AIM> Below are records. Copy every line with "diameter" in it.

Start of MATERIAL SUPPLIED

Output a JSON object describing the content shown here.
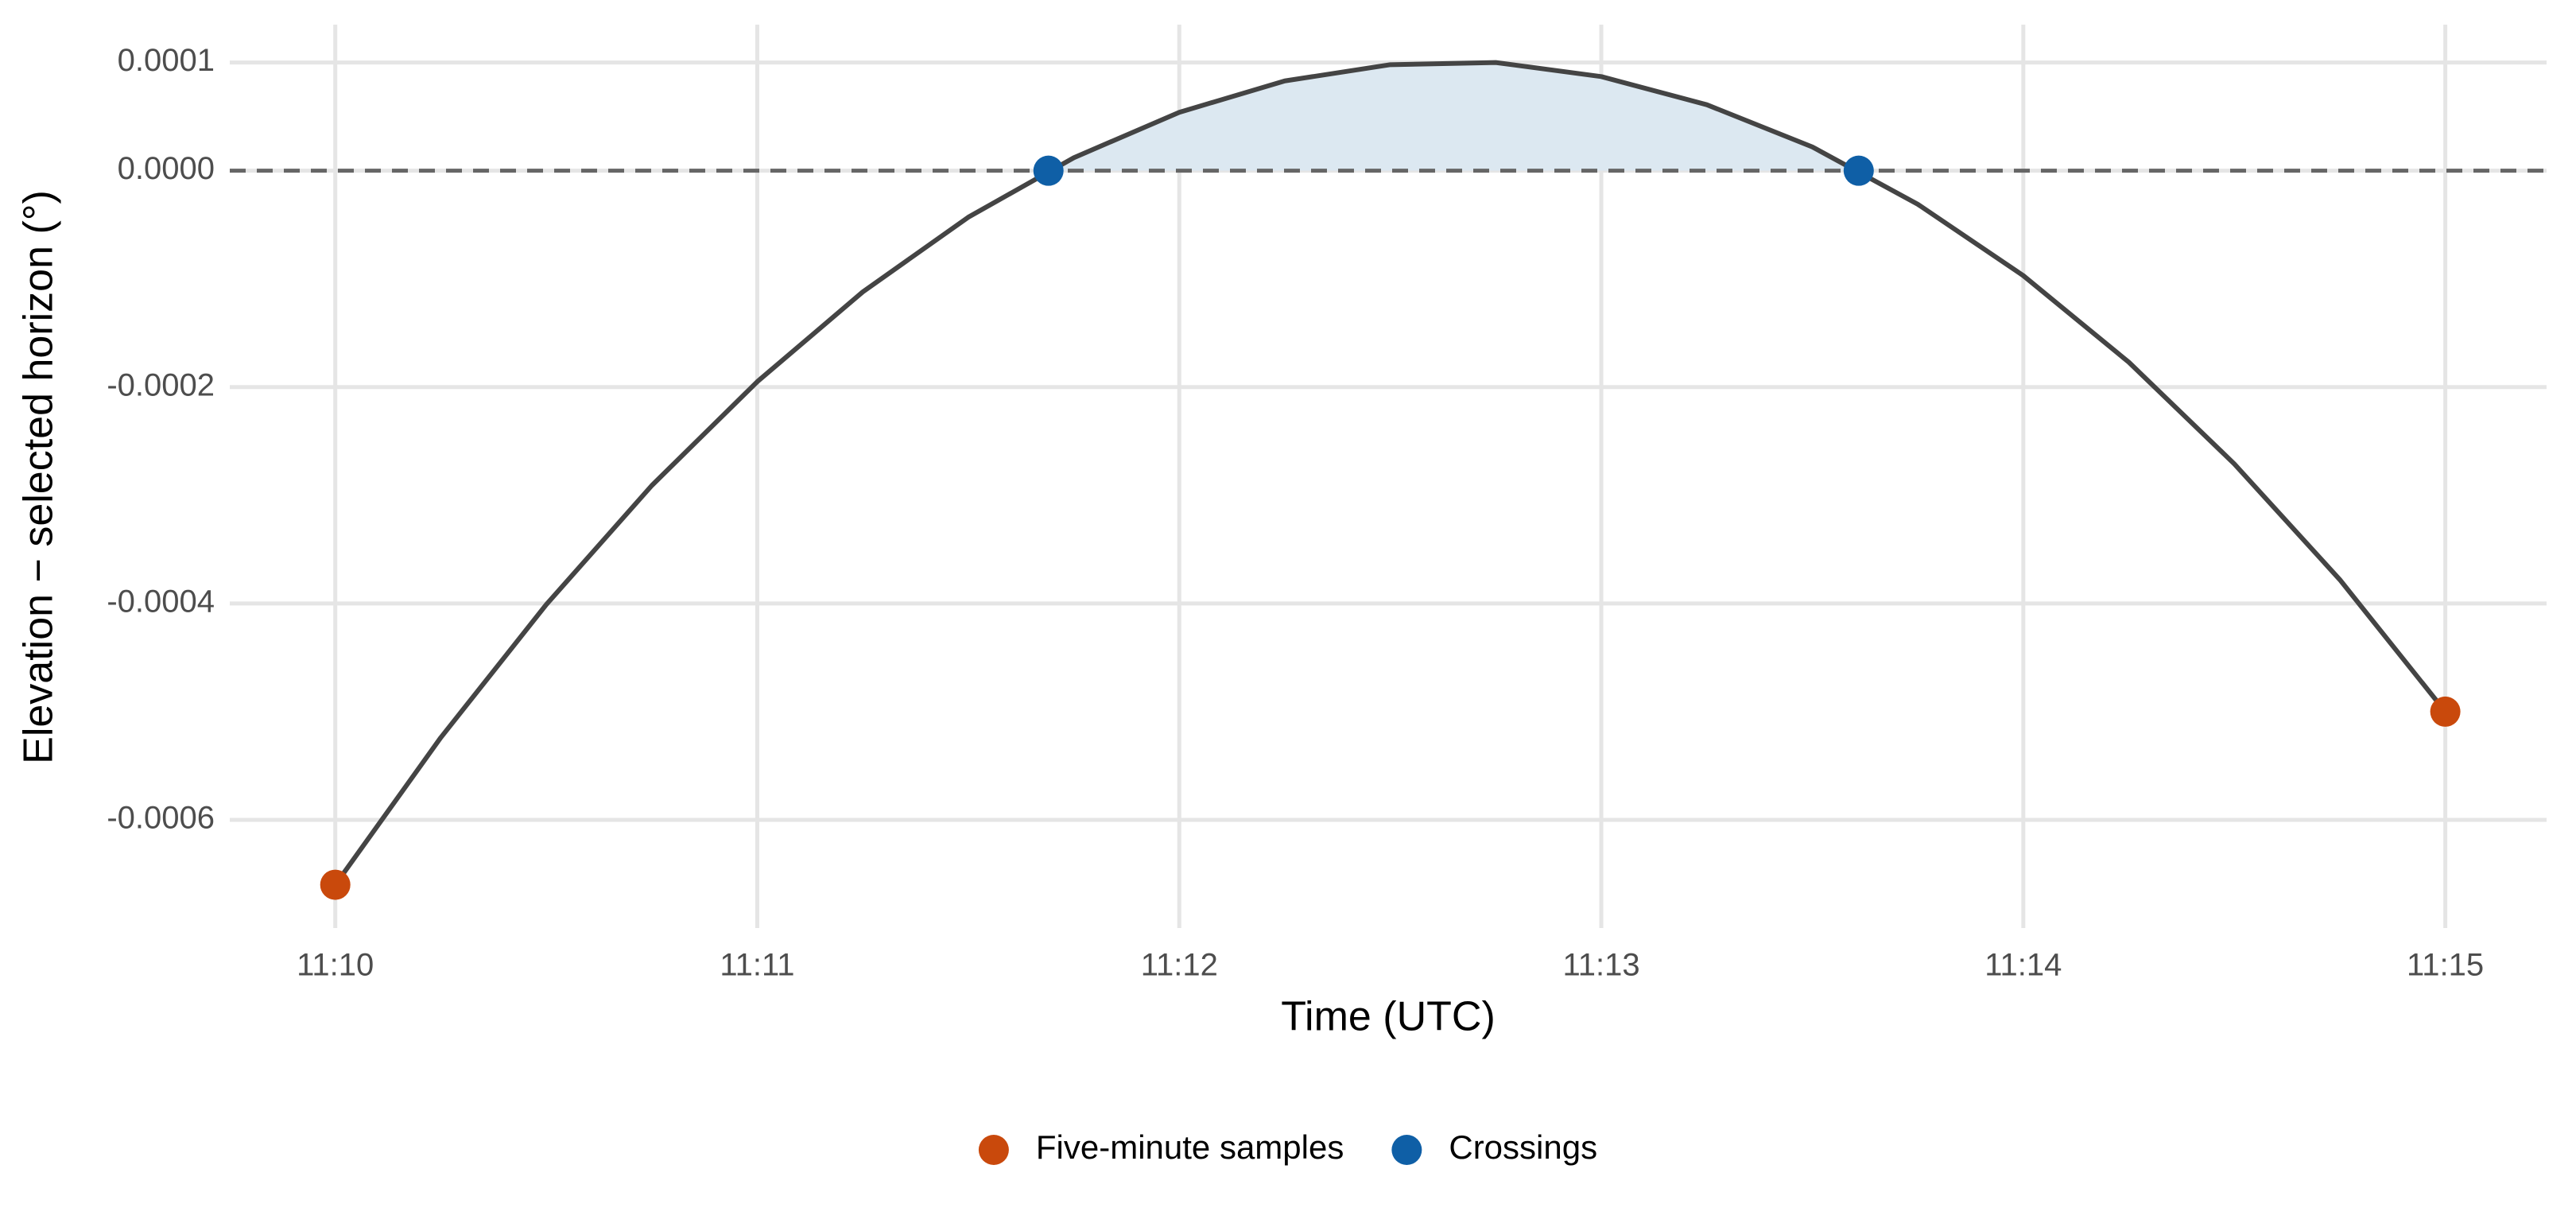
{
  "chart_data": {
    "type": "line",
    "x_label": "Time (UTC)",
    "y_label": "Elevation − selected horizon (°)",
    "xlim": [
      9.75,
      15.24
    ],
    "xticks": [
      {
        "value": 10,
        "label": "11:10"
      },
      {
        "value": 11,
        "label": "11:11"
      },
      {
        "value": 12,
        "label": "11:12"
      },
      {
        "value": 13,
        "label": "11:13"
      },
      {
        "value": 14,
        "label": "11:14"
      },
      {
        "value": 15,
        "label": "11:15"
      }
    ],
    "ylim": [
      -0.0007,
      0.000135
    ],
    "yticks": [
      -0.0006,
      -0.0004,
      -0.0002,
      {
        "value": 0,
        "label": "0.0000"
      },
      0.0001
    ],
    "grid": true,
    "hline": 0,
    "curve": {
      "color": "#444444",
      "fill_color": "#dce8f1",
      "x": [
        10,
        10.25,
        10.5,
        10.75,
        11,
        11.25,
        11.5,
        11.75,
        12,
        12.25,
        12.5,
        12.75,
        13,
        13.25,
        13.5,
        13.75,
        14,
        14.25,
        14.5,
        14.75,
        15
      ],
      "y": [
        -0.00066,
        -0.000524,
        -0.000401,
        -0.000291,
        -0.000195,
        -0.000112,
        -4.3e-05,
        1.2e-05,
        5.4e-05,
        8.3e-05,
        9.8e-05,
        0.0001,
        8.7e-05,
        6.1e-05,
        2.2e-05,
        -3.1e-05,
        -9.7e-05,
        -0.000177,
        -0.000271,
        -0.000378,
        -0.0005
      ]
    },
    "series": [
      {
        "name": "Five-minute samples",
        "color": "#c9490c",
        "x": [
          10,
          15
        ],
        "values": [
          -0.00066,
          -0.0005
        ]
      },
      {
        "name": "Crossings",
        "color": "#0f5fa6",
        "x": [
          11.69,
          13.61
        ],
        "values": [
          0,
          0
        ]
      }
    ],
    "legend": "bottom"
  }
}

End of MATERIAL SUPPLIED
Start of MATERIAL SUPPLIED

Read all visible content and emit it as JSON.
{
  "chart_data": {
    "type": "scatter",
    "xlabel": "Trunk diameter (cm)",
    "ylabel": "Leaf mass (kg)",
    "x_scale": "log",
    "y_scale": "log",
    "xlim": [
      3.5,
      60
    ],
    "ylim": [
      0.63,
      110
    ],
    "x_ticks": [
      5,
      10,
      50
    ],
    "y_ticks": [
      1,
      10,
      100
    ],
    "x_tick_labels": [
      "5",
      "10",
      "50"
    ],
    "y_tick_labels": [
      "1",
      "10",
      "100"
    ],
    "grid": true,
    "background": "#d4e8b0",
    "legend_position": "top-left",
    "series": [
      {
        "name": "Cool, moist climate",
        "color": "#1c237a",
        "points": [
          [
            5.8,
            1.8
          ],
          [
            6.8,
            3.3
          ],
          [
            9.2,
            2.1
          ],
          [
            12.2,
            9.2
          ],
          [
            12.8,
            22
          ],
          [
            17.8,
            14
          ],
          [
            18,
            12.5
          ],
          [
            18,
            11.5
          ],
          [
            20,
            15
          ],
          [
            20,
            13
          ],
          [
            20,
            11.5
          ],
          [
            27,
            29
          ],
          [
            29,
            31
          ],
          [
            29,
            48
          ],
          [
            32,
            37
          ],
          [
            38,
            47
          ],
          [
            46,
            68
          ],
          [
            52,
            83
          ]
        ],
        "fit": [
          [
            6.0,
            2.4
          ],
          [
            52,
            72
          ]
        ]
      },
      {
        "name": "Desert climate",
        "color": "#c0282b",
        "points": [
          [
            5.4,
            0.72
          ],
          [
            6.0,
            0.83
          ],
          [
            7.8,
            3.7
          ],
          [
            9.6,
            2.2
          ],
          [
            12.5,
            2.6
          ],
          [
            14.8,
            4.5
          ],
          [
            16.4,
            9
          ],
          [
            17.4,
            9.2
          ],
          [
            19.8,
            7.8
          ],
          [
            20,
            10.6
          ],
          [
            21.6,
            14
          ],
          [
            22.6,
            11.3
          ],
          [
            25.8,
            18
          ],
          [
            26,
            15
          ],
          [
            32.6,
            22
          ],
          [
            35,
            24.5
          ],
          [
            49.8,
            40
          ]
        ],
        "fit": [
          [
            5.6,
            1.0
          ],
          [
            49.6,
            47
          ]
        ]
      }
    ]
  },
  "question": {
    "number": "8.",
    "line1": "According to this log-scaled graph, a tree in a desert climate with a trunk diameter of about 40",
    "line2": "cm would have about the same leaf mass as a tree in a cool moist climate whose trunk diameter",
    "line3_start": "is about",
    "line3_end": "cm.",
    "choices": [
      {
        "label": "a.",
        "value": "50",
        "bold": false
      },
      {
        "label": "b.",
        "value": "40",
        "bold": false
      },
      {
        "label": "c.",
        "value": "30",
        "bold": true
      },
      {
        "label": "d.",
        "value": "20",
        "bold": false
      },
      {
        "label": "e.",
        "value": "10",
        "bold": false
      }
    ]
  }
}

End of MATERIAL SUPPLIED

OUTPUT FOR THIS TASK>
    "xlabel": "Trunk diameter (cm)",
    "line1": "According to this log-scaled graph, a tree in a desert climate with a trunk diameter of about 40",
    "line2": "cm would have about the same leaf mass as a tree in a cool moist climate whose trunk diameter",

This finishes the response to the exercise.